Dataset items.
________________________________________

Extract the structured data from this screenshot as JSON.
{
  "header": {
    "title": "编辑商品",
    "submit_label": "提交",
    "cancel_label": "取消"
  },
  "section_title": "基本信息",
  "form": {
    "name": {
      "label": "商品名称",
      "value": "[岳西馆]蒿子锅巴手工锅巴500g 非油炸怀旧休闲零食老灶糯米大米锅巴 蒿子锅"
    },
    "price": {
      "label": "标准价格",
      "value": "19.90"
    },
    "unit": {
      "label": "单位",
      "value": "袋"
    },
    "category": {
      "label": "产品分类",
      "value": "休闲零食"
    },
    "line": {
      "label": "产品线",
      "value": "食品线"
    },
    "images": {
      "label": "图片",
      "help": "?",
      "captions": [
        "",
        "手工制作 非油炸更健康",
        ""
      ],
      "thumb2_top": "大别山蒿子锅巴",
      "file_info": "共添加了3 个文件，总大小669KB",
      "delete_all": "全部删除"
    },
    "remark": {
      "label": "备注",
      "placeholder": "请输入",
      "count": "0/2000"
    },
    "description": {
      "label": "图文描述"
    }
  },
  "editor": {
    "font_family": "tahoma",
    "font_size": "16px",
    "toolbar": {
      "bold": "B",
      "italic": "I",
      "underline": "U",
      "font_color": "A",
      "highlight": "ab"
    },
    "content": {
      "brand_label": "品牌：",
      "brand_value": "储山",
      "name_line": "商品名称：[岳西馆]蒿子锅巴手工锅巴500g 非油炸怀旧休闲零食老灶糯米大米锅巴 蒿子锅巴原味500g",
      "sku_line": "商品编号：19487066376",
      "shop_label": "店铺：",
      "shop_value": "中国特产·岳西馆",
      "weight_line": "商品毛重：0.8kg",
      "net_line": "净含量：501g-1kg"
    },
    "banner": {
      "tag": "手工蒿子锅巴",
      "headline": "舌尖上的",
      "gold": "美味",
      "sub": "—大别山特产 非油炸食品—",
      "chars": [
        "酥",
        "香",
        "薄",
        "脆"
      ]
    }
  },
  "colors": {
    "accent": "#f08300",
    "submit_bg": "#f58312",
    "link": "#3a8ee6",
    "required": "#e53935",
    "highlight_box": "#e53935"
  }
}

________________________________________

EXERCISE REQUIREMENTS.
Each record above should be repeated exactly as it appears.

FULL ANSWER.
Extract the structured data from this screenshot as JSON.
{
  "header": {
    "title": "编辑商品",
    "submit_label": "提交",
    "cancel_label": "取消"
  },
  "section_title": "基本信息",
  "form": {
    "name": {
      "label": "商品名称",
      "value": "[岳西馆]蒿子锅巴手工锅巴500g 非油炸怀旧休闲零食老灶糯米大米锅巴 蒿子锅"
    },
    "price": {
      "label": "标准价格",
      "value": "19.90"
    },
    "unit": {
      "label": "单位",
      "value": "袋"
    },
    "category": {
      "label": "产品分类",
      "value": "休闲零食"
    },
    "line": {
      "label": "产品线",
      "value": "食品线"
    },
    "images": {
      "label": "图片",
      "help": "?",
      "captions": [
        "",
        "手工制作 非油炸更健康",
        ""
      ],
      "thumb2_top": "大别山蒿子锅巴",
      "file_info": "共添加了3 个文件，总大小669KB",
      "delete_all": "全部删除"
    },
    "remark": {
      "label": "备注",
      "placeholder": "请输入",
      "count": "0/2000"
    },
    "description": {
      "label": "图文描述"
    }
  },
  "editor": {
    "font_family": "tahoma",
    "font_size": "16px",
    "toolbar": {
      "bold": "B",
      "italic": "I",
      "underline": "U",
      "font_color": "A",
      "highlight": "ab"
    },
    "content": {
      "brand_label": "品牌：",
      "brand_value": "储山",
      "name_line": "商品名称：[岳西馆]蒿子锅巴手工锅巴500g 非油炸怀旧休闲零食老灶糯米大米锅巴 蒿子锅巴原味500g",
      "sku_line": "商品编号：19487066376",
      "shop_label": "店铺：",
      "shop_value": "中国特产·岳西馆",
      "weight_line": "商品毛重：0.8kg",
      "net_line": "净含量：501g-1kg"
    },
    "banner": {
      "tag": "手工蒿子锅巴",
      "headline": "舌尖上的",
      "gold": "美味",
      "sub": "—大别山特产 非油炸食品—",
      "chars": [
        "酥",
        "香",
        "薄",
        "脆"
      ]
    }
  },
  "colors": {
    "accent": "#f08300",
    "submit_bg": "#f58312",
    "link": "#3a8ee6",
    "required": "#e53935",
    "highlight_box": "#e53935"
  }
}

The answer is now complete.